(Source data)
⁂

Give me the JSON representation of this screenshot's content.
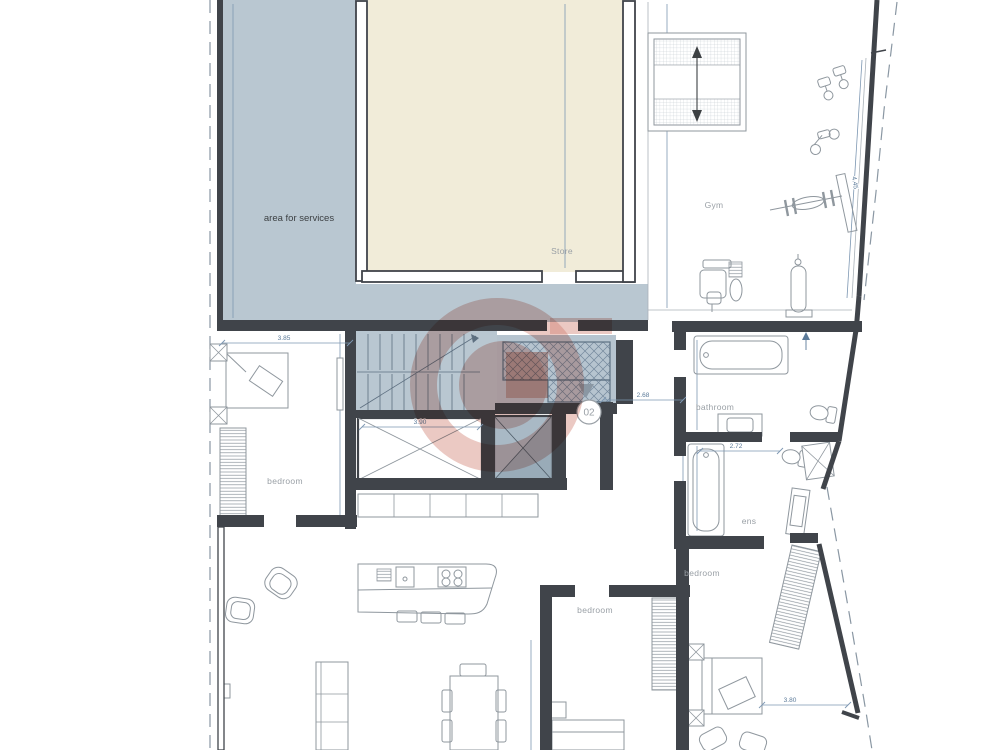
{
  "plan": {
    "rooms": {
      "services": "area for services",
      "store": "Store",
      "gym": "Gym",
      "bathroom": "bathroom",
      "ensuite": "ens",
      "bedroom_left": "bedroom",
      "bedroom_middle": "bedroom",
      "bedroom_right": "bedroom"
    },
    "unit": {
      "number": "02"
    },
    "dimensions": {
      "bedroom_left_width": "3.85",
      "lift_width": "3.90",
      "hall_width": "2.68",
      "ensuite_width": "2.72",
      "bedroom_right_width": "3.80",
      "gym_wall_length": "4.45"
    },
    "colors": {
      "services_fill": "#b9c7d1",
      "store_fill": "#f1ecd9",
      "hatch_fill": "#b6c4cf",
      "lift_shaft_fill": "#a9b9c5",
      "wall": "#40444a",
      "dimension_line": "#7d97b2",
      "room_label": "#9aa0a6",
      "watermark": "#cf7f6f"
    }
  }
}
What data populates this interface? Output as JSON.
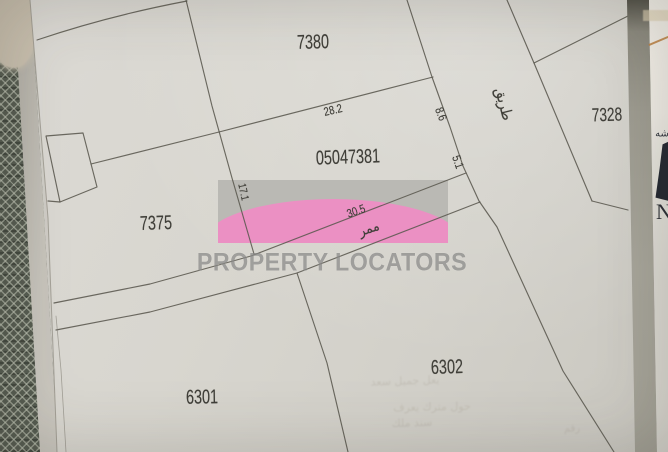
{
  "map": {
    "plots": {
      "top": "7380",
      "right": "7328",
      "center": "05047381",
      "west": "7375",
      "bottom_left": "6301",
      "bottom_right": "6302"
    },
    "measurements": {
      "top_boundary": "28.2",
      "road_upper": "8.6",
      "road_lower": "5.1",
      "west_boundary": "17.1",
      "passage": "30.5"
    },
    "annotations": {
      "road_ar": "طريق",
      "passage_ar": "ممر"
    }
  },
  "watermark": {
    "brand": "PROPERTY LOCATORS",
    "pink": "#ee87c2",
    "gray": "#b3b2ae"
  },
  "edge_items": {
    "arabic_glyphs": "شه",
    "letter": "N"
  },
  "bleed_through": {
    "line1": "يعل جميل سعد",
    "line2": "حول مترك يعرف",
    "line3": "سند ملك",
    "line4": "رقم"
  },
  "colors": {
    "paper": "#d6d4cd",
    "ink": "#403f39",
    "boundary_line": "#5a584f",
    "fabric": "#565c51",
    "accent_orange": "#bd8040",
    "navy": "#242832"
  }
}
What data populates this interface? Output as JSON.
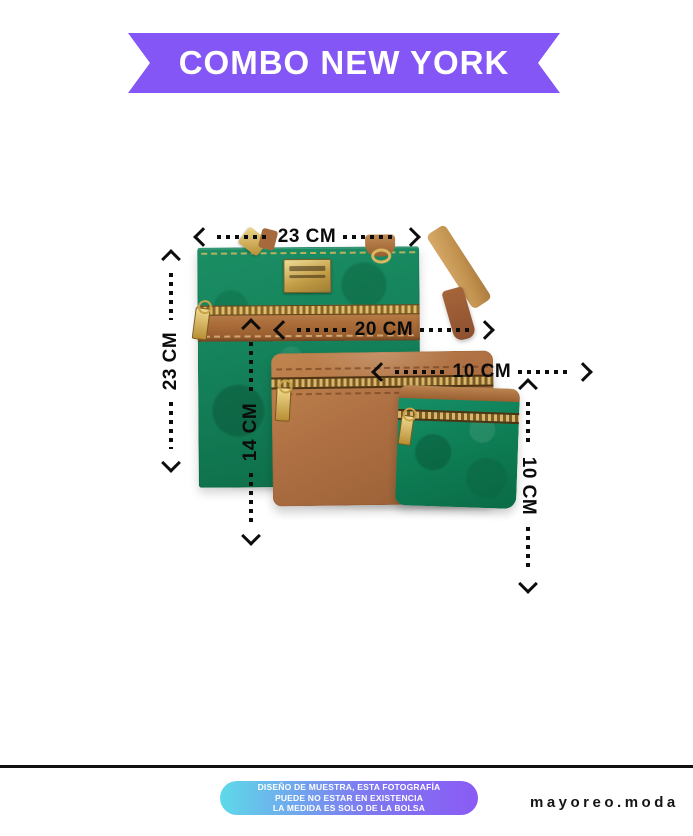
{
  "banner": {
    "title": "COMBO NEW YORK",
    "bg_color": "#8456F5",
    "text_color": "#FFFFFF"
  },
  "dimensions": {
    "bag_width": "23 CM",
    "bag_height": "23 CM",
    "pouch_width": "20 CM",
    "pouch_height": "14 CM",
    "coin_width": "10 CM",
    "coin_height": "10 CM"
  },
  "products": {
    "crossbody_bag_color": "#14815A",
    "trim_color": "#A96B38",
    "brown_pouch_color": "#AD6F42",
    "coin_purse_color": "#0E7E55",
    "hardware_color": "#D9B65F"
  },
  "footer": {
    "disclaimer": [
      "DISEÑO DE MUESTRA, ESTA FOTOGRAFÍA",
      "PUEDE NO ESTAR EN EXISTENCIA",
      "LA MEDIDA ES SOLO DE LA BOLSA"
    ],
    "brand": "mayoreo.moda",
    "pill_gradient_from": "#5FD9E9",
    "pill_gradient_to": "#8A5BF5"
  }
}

⁂

**TASK OBJECTIVE:** All the material shown above is to be copied exactly, with no pictures carried over.

**FINISHED EXERCISE:**
Give me the JSON representation of this screenshot's content.
{
  "plan": {
    "rooms": {
      "services": "area for services",
      "store": "Store",
      "gym": "Gym",
      "bathroom": "bathroom",
      "ensuite": "ens",
      "bedroom_left": "bedroom",
      "bedroom_middle": "bedroom",
      "bedroom_right": "bedroom"
    },
    "unit": {
      "number": "02"
    },
    "dimensions": {
      "bedroom_left_width": "3.85",
      "lift_width": "3.90",
      "hall_width": "2.68",
      "ensuite_width": "2.72",
      "bedroom_right_width": "3.80",
      "gym_wall_length": "4.45"
    },
    "colors": {
      "services_fill": "#b9c7d1",
      "store_fill": "#f1ecd9",
      "hatch_fill": "#b6c4cf",
      "lift_shaft_fill": "#a9b9c5",
      "wall": "#40444a",
      "dimension_line": "#7d97b2",
      "room_label": "#9aa0a6",
      "watermark": "#cf7f6f"
    }
  }
}
What data populates this interface? Output as JSON.
{
  "map": {
    "plots": {
      "top": "7380",
      "right": "7328",
      "center": "05047381",
      "west": "7375",
      "bottom_left": "6301",
      "bottom_right": "6302"
    },
    "measurements": {
      "top_boundary": "28.2",
      "road_upper": "8.6",
      "road_lower": "5.1",
      "west_boundary": "17.1",
      "passage": "30.5"
    },
    "annotations": {
      "road_ar": "طريق",
      "passage_ar": "ممر"
    }
  },
  "watermark": {
    "brand": "PROPERTY LOCATORS",
    "pink": "#ee87c2",
    "gray": "#b3b2ae"
  },
  "edge_items": {
    "arabic_glyphs": "شه",
    "letter": "N"
  },
  "bleed_through": {
    "line1": "يعل جميل سعد",
    "line2": "حول مترك يعرف",
    "line3": "سند ملك",
    "line4": "رقم"
  },
  "colors": {
    "paper": "#d6d4cd",
    "ink": "#403f39",
    "boundary_line": "#5a584f",
    "fabric": "#565c51",
    "accent_orange": "#bd8040",
    "navy": "#242832"
  }
}
What data populates this interface? Output as JSON.
{
  "banner": {
    "title": "COMBO NEW YORK",
    "bg_color": "#8456F5",
    "text_color": "#FFFFFF"
  },
  "dimensions": {
    "bag_width": "23 CM",
    "bag_height": "23 CM",
    "pouch_width": "20 CM",
    "pouch_height": "14 CM",
    "coin_width": "10 CM",
    "coin_height": "10 CM"
  },
  "products": {
    "crossbody_bag_color": "#14815A",
    "trim_color": "#A96B38",
    "brown_pouch_color": "#AD6F42",
    "coin_purse_color": "#0E7E55",
    "hardware_color": "#D9B65F"
  },
  "footer": {
    "disclaimer": [
      "DISEÑO DE MUESTRA, ESTA FOTOGRAFÍA",
      "PUEDE NO ESTAR EN EXISTENCIA",
      "LA MEDIDA ES SOLO DE LA BOLSA"
    ],
    "brand": "mayoreo.moda",
    "pill_gradient_from": "#5FD9E9",
    "pill_gradient_to": "#8A5BF5"
  }
}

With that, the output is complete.